• _KUTIPAN TERPILIH_:
Terbaru, selama empat hari terakhir, total sebanyak 11 wisatawan dalam tiga kejadian terpisah mengalami musibah itu di Jabar dan DIY. Dari jumlah itu, 10 orang berhasil diselamatkan dan satu orang meninggal.
Korban meninggal terjadi di Pantai Barat Pangandaran, Kabupaten Pangandaran, Jabar, dalam peristiwa pada Kamis (25/12/2025). Awalnya, korban bernama Wildan (13) asal Kabupaten Bandung sedang berlibur bersama rombongan dari Pesantren Syamsul Ma’arif.
Korban bersama empat temannya berenang di sekitar Pos 3 Pantai Barat Pangandaran, sekitar pukul 16.30 WIB. Namun, kelima orang itu kemudian terseret ombak besar ke tengah laut. Empat temannya berhasil diselamatkan, tetapi Wildan tak ditemukan.
Pencarian yang dilakukan aparat gabungan akhirnya menemukan Wildan dalam keadaan meninggal pada Jumat (26/12) pukul 13.00 WIB. “Korban ditemukan meninggal dunia di area perairan Pos 5 Pantai Barat Pangandaran,” kata Kepala Bidang Humas Polda Jabar Komisaris Besar Hendra Rochmawan, Sabtu (27/12).

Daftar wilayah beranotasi
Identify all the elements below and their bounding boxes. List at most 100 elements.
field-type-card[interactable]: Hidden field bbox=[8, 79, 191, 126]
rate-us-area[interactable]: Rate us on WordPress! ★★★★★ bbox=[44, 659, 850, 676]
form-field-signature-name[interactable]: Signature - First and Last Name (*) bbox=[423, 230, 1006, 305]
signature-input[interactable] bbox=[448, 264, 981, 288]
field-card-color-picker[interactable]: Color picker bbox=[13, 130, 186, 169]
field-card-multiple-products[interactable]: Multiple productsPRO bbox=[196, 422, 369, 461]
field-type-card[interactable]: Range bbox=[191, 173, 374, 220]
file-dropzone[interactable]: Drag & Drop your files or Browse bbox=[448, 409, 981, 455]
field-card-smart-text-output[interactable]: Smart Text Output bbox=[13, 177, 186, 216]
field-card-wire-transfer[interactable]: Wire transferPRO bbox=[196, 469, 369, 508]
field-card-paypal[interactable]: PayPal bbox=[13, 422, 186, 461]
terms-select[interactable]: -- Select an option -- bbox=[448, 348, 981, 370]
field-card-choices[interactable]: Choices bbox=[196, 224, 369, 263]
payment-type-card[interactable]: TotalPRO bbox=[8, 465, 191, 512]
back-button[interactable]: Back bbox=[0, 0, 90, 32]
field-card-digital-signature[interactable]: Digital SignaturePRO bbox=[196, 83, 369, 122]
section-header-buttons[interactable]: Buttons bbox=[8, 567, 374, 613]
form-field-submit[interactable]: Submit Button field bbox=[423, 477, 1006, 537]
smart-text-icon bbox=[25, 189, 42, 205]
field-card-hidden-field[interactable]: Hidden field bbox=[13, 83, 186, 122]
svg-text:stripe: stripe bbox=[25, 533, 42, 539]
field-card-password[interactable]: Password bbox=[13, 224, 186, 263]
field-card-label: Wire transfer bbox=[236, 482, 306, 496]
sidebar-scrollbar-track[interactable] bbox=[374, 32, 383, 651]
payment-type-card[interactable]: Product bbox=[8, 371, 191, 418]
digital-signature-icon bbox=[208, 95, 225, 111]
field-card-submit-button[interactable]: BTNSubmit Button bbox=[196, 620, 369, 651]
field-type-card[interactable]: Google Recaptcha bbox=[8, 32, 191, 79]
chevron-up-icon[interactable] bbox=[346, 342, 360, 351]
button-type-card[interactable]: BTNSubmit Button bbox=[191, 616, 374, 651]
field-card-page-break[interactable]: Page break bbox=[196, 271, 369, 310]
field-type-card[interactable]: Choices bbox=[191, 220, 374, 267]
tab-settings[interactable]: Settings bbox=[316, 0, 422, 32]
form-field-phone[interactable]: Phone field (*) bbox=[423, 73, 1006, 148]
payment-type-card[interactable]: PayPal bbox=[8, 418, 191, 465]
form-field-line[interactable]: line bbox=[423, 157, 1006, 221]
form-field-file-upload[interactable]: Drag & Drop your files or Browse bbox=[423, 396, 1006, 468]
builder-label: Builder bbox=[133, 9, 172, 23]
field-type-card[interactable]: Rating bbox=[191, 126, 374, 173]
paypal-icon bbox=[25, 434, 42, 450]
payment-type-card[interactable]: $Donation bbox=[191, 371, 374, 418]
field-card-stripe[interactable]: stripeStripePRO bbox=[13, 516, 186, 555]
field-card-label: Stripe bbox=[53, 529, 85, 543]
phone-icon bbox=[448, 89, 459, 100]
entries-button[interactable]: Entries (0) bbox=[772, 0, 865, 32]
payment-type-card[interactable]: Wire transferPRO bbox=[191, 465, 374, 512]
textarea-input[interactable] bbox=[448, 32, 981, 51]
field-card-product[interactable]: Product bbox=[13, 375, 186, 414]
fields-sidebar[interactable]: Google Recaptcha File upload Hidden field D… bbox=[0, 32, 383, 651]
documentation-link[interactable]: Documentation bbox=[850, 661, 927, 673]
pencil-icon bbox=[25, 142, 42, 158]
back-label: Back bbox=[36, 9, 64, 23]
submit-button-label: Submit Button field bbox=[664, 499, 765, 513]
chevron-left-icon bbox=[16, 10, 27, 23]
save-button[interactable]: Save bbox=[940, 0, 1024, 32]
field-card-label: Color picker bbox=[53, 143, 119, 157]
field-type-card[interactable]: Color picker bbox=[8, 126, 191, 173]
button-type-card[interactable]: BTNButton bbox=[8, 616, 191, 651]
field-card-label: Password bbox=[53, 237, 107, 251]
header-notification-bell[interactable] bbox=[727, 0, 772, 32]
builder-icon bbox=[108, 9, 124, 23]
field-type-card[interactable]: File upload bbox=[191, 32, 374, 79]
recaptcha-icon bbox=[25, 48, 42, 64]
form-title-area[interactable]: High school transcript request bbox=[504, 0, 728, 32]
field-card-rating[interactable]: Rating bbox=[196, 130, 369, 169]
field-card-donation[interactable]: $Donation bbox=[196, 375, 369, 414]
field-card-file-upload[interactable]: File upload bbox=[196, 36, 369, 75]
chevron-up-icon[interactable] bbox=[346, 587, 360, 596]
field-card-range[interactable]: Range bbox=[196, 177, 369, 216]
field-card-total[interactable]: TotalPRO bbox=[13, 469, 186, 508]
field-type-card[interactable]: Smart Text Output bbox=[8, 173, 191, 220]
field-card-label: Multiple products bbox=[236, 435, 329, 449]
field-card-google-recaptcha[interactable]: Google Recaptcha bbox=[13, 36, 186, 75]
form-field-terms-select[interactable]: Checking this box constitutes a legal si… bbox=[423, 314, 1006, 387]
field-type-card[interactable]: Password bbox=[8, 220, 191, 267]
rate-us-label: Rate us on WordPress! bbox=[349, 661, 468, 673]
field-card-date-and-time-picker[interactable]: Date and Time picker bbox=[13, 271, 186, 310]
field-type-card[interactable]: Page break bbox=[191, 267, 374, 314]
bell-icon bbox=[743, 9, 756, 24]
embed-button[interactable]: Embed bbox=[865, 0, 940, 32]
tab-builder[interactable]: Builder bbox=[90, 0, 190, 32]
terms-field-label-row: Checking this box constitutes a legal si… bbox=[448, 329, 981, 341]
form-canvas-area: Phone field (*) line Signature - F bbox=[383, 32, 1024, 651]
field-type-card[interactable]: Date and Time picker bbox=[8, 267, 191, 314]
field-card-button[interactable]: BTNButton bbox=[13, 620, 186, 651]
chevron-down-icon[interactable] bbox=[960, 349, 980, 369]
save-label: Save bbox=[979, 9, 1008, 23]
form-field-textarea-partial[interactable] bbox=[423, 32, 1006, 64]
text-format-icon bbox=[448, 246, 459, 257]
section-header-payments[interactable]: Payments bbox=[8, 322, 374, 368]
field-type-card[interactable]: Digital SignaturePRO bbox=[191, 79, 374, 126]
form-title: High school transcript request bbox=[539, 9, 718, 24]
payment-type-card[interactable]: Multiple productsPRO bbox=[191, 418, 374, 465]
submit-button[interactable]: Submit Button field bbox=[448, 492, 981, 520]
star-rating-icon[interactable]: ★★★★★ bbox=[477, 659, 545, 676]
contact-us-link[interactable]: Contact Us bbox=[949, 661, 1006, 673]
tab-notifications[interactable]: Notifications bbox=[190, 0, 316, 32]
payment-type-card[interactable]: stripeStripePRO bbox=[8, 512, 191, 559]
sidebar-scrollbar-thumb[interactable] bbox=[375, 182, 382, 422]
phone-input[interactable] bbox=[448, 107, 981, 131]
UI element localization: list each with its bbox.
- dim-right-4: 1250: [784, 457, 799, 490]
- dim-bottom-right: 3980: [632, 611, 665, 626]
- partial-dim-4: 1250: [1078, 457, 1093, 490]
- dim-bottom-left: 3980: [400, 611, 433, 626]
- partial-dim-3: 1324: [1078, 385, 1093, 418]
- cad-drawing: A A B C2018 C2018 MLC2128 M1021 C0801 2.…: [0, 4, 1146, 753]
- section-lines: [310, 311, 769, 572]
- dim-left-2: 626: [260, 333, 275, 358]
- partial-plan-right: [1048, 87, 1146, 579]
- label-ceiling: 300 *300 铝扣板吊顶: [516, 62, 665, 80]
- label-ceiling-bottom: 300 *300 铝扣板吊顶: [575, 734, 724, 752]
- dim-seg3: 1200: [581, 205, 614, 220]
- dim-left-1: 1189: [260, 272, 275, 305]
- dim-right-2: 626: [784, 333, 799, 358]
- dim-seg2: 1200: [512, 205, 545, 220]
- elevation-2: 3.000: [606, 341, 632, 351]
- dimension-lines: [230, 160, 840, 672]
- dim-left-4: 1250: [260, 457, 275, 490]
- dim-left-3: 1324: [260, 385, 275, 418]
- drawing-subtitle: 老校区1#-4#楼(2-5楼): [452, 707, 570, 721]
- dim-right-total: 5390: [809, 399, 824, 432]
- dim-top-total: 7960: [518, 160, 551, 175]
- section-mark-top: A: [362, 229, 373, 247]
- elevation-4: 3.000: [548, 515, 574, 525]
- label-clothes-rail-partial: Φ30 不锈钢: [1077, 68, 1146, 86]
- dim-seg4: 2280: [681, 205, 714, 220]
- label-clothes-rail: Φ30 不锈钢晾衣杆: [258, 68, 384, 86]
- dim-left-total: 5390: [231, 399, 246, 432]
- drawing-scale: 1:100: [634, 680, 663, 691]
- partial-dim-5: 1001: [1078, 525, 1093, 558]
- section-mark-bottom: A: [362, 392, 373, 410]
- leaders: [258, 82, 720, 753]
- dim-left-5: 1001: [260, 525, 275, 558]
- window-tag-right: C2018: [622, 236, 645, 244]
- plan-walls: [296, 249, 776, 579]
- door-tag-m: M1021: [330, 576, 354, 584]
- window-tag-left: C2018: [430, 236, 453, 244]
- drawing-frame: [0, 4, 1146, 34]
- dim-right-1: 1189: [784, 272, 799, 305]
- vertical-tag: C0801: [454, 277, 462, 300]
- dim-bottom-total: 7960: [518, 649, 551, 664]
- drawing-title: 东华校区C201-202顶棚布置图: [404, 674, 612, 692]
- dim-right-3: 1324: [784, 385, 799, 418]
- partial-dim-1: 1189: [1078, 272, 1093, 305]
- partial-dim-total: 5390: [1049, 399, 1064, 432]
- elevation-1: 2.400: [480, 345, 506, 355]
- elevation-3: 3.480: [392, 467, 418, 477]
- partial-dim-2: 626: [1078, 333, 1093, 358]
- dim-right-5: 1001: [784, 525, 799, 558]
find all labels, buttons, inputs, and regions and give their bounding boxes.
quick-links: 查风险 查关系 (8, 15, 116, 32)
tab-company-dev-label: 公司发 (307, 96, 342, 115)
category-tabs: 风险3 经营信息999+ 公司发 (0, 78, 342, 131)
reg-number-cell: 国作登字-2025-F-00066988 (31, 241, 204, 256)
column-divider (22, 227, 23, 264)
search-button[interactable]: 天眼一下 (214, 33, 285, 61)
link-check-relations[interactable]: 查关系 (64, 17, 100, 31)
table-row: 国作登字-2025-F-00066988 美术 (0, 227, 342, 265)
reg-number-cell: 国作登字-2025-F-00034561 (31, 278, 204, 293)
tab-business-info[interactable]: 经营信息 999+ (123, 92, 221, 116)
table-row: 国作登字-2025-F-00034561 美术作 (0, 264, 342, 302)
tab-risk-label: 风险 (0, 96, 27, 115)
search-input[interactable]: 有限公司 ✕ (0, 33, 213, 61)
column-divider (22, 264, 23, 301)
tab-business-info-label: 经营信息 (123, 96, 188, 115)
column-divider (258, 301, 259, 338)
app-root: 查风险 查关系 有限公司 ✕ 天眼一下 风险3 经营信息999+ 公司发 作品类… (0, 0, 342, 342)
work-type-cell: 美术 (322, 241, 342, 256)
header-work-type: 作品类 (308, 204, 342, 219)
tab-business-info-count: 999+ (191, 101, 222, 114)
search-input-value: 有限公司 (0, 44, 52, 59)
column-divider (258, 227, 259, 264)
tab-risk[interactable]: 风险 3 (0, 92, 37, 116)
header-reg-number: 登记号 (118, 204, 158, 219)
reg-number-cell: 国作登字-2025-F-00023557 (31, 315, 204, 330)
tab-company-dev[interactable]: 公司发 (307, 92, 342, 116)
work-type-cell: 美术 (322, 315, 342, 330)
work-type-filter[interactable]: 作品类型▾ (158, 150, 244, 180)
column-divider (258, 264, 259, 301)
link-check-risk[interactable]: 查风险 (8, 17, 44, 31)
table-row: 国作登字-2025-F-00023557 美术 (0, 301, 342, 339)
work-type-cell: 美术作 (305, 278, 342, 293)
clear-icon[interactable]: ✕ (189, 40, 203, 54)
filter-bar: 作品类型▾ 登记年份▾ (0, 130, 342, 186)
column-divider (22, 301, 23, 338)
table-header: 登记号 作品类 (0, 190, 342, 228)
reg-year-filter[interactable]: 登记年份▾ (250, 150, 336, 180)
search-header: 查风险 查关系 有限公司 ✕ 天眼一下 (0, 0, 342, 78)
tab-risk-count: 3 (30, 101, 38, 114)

• _TUGAS DIBERIKAN 1_:
Bisakah Anda menuliskan kembali bagian kutipan tentang wisatawan yang terseret ombak, antara "Terbaru, selama empat" dan "Wildan tak ditemukan.", termasuk kedua ujungnya?
• _TUGAS DIBERIKAN 2_:
Apa terjemahan bahasa Inggris dari kalimat "Namun, kelima orang itu kemudian terseret ombak besar ke tengah laut." dalam kutipan tentang wisatawan yang terseret ombak?
• _TUGAS DIBERIKAN 3_:
Bisakah Anda melanjutkan kutipan tentang wisatawan yang terseret ombak, dimulai setelah kalimat terakhirnya?

• _JAWABAN LATIHAN 1_:
Terbaru, selama empat hari terakhir, total sebanyak 11 wisatawan dalam tiga kejadian terpisah mengalami musibah itu di Jabar dan DIY. Dari jumlah itu, 10 orang berhasil diselamatkan dan satu orang meninggal.
Korban meninggal terjadi di Pantai Barat Pangandaran, Kabupaten Pangandaran, Jabar, dalam peristiwa pada Kamis (25/12/2025). Awalnya, korban bernama Wildan (13) asal Kabupaten Bandung sedang berlibur bersama rombongan dari Pesantren Syamsul Ma’arif.
Korban bersama empat temannya berenang di sekitar Pos 3 Pantai Barat Pangandaran, sekitar pukul 16.30 WIB. Namun, kelima orang itu kemudian terseret ombak besar ke tengah laut. Empat temannya berhasil diselamatkan, tetapi Wildan tak ditemukan.

• _JAWABAN LATIHAN 2_:
However, the five people were then swept by large waves out into the open sea.

• _JAWABAN LATIHAN 3_:
Dua peristiwa serupa juga terjadi di Pantai Parangtritis, Kabupaten Bantul, DIY, pada Rabu (24/12) dan Kamis (25/12). Total sebanyak enam wisatawan dari Jateng dan Jabar terseret ombak. Beruntung, semua pelajar itu bisa diselamatkan tim pencarian dan pertolongan (SAR) setempat.
Ketiga peristiwa itu memiliki satu kesamaan, yakni dipicu rip current alias arus pecah atau arus balik. Berbeda dengan ombak biasa yang datang dari arah laut ke pantai, alur rip current justru mengarah dari pantai ke laut.
Lantas, apa itu rip current?
Dosen Departemen Teknologi Kebumian Sekolah Vokasi Universitas Gadjah Mada (UGM) Hendy Fatchurohman, Sabtu (27/12), menerangkan, rip current adalah arus kuat yang mengarah ke laut yang terbentuk akibat energi gelombang. Ini merupakan arus balik dari gelombang yang dipantulkan di bibir pantai dan terakumulasi membentuk arus sempit yang kembali ke laut dengan kecepatan tinggi.
Soal kecepatan ini, laman National Oceanic and Atmospheric Administration (NOAA), BMKG-nya Amerika Serikat, mencatat biasanya berkisar 1-2 kaki (0,3-0,6 meter) per detik. Namun, sejumlah rip current pernah terdokumentasi melaju 8 kaki (2,4 meter) per detik, lebih cepat dari perenang Olimpiade.
Menurut Hendy, kawasan pantai selatan Jawa yang secara geomorfologis didominasi oleh proses gelombang memang cocok untuk pembentukan rip current. “Arah datang gelombang yang membentuk sudut, yang dominan dari barat daya, membentuk arus susur pantai (longshore current) yang menjadi salah satu faktor pembangkit rip current,” ucapnya.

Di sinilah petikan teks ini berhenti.